#### Exercise material
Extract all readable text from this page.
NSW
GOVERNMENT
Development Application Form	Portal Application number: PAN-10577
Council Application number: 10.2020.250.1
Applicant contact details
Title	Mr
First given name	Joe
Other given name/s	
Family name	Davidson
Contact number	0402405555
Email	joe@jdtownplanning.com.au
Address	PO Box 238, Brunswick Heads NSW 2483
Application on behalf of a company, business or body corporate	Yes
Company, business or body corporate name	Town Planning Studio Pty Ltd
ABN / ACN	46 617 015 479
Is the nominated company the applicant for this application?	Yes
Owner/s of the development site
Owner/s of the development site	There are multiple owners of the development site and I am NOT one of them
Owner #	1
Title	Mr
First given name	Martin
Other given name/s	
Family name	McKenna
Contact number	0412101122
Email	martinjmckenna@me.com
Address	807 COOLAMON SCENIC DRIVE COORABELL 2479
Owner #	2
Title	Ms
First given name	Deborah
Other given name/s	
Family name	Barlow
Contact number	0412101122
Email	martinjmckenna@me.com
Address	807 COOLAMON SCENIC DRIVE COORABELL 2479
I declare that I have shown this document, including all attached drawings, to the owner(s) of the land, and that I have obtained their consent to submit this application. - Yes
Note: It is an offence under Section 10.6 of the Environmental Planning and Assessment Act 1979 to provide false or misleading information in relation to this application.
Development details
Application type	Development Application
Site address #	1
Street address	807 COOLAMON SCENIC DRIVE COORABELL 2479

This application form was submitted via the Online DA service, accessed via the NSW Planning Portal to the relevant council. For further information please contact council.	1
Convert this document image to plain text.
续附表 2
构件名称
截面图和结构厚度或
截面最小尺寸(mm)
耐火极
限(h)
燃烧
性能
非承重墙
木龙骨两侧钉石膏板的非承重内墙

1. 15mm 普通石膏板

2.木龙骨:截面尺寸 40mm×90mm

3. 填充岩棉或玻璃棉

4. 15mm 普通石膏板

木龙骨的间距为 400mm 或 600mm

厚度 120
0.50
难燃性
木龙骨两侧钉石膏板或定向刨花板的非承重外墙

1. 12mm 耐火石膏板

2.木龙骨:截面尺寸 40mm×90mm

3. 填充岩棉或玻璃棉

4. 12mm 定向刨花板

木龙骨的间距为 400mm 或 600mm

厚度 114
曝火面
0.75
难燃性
########
• [What you have to do]:
Extract the full listing above without altering anything.

• [Result of the exercise]:
Extract all readable text from this page.
NSW
GOVERNMENT
Development Application Form	Portal Application number: PAN-10577
Council Application number: 10.2020.250.1
Applicant contact details
Title	Mr
First given name	Joe
Other given name/s	
Family name	Davidson
Contact number	0402405555
Email	joe@jdtownplanning.com.au
Address	PO Box 238, Brunswick Heads NSW 2483
Application on behalf of a company, business or body corporate	Yes
Company, business or body corporate name	Town Planning Studio Pty Ltd
ABN / ACN	46 617 015 479
Is the nominated company the applicant for this application?	Yes
Owner/s of the development site
Owner/s of the development site	There are multiple owners of the development site and I am NOT one of them
Owner #	1
Title	Mr
First given name	Martin
Other given name/s	
Family name	McKenna
Contact number	0412101122
Email	martinjmckenna@me.com
Address	807 COOLAMON SCENIC DRIVE COORABELL 2479
Owner #	2
Title	Ms
First given name	Deborah
Other given name/s	
Family name	Barlow
Contact number	0412101122
Email	martinjmckenna@me.com
Address	807 COOLAMON SCENIC DRIVE COORABELL 2479
I declare that I have shown this document, including all attached drawings, to the owner(s) of the land, and that I have obtained their consent to submit this application. - Yes
Note: It is an offence under Section 10.6 of the Environmental Planning and Assessment Act 1979 to provide false or misleading information in relation to this application.
Development details
Application type	Development Application
Site address #	1
Street address	807 COOLAMON SCENIC DRIVE COORABELL 2479

This application form was submitted via the Online DA service, accessed via the NSW Planning Portal to the relevant council. For further information please contact council.	1
Convert this document image to plain text.
续附表 2
构件名称
截面图和结构厚度或
截面最小尺寸(mm)
耐火极
限(h)
燃烧
性能
非承重墙
木龙骨两侧钉石膏板的非承重内墙

1. 15mm 普通石膏板

2.木龙骨:截面尺寸 40mm×90mm

3. 填充岩棉或玻璃棉

4. 15mm 普通石膏板

木龙骨的间距为 400mm 或 600mm

厚度 120
0.50
难燃性
木龙骨两侧钉石膏板或定向刨花板的非承重外墙

1. 12mm 耐火石膏板

2.木龙骨:截面尺寸 40mm×90mm

3. 填充岩棉或玻璃棉

4. 12mm 定向刨花板

木龙骨的间距为 400mm 或 600mm

厚度 114
曝火面
0.75
难燃性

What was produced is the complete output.